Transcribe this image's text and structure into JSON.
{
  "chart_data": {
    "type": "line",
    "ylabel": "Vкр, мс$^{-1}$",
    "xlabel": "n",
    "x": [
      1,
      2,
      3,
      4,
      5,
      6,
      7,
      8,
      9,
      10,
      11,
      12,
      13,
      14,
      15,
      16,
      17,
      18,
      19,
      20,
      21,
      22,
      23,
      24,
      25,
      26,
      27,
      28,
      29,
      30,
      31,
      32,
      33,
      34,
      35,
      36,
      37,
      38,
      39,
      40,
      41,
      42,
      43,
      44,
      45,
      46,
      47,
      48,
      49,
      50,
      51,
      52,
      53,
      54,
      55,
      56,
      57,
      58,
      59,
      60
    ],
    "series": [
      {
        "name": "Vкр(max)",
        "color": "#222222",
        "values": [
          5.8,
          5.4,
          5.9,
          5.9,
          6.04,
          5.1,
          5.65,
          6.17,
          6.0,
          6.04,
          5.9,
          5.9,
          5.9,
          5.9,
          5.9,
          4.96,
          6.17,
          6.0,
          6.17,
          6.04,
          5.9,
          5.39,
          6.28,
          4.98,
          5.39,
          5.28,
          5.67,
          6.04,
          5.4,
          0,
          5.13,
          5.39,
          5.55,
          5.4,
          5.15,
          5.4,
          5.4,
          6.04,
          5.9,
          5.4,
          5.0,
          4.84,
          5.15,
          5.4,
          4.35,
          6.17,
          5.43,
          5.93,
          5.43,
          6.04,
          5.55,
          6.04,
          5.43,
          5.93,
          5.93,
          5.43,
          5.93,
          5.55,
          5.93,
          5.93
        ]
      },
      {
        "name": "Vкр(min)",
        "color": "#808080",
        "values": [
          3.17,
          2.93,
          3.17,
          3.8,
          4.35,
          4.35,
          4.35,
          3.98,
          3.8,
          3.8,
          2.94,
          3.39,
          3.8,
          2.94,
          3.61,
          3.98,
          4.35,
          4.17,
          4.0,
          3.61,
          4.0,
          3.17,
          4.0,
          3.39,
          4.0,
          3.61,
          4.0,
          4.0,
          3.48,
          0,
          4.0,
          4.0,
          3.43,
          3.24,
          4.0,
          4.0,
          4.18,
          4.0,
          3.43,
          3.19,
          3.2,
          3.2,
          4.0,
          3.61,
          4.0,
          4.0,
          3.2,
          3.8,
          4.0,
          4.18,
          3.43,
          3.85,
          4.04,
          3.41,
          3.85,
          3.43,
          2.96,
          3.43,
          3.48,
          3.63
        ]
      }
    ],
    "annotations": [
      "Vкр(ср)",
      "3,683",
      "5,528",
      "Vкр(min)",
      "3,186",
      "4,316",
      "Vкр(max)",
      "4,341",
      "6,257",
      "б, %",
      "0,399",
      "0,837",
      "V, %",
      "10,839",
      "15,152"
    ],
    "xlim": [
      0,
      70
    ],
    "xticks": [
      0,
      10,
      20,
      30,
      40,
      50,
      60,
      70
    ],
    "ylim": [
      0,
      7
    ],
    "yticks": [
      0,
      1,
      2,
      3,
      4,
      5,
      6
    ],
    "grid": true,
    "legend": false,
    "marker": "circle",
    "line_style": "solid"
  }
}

Exercise directions. Print the material once more, exactly.

Solution to the exercise.
Transcribe this image's text and structure into JSON.
{
  "chart_data": {
    "type": "line",
    "ylabel": "Vкр, мс$^{-1}$",
    "xlabel": "n",
    "x": [
      1,
      2,
      3,
      4,
      5,
      6,
      7,
      8,
      9,
      10,
      11,
      12,
      13,
      14,
      15,
      16,
      17,
      18,
      19,
      20,
      21,
      22,
      23,
      24,
      25,
      26,
      27,
      28,
      29,
      30,
      31,
      32,
      33,
      34,
      35,
      36,
      37,
      38,
      39,
      40,
      41,
      42,
      43,
      44,
      45,
      46,
      47,
      48,
      49,
      50,
      51,
      52,
      53,
      54,
      55,
      56,
      57,
      58,
      59,
      60
    ],
    "series": [
      {
        "name": "Vкр(max)",
        "color": "#222222",
        "values": [
          5.8,
          5.4,
          5.9,
          5.9,
          6.04,
          5.1,
          5.65,
          6.17,
          6.0,
          6.04,
          5.9,
          5.9,
          5.9,
          5.9,
          5.9,
          4.96,
          6.17,
          6.0,
          6.17,
          6.04,
          5.9,
          5.39,
          6.28,
          4.98,
          5.39,
          5.28,
          5.67,
          6.04,
          5.4,
          0,
          5.13,
          5.39,
          5.55,
          5.4,
          5.15,
          5.4,
          5.4,
          6.04,
          5.9,
          5.4,
          5.0,
          4.84,
          5.15,
          5.4,
          4.35,
          6.17,
          5.43,
          5.93,
          5.43,
          6.04,
          5.55,
          6.04,
          5.43,
          5.93,
          5.93,
          5.43,
          5.93,
          5.55,
          5.93,
          5.93
        ]
      },
      {
        "name": "Vкр(min)",
        "color": "#808080",
        "values": [
          3.17,
          2.93,
          3.17,
          3.8,
          4.35,
          4.35,
          4.35,
          3.98,
          3.8,
          3.8,
          2.94,
          3.39,
          3.8,
          2.94,
          3.61,
          3.98,
          4.35,
          4.17,
          4.0,
          3.61,
          4.0,
          3.17,
          4.0,
          3.39,
          4.0,
          3.61,
          4.0,
          4.0,
          3.48,
          0,
          4.0,
          4.0,
          3.43,
          3.24,
          4.0,
          4.0,
          4.18,
          4.0,
          3.43,
          3.19,
          3.2,
          3.2,
          4.0,
          3.61,
          4.0,
          4.0,
          3.2,
          3.8,
          4.0,
          4.18,
          3.43,
          3.85,
          4.04,
          3.41,
          3.85,
          3.43,
          2.96,
          3.43,
          3.48,
          3.63
        ]
      }
    ],
    "annotations": [
      "Vкр(ср)",
      "3,683",
      "5,528",
      "Vкр(min)",
      "3,186",
      "4,316",
      "Vкр(max)",
      "4,341",
      "6,257",
      "б, %",
      "0,399",
      "0,837",
      "V, %",
      "10,839",
      "15,152"
    ],
    "xlim": [
      0,
      70
    ],
    "xticks": [
      0,
      10,
      20,
      30,
      40,
      50,
      60,
      70
    ],
    "ylim": [
      0,
      7
    ],
    "yticks": [
      0,
      1,
      2,
      3,
      4,
      5,
      6
    ],
    "grid": true,
    "legend": false,
    "marker": "circle",
    "line_style": "solid"
  }
}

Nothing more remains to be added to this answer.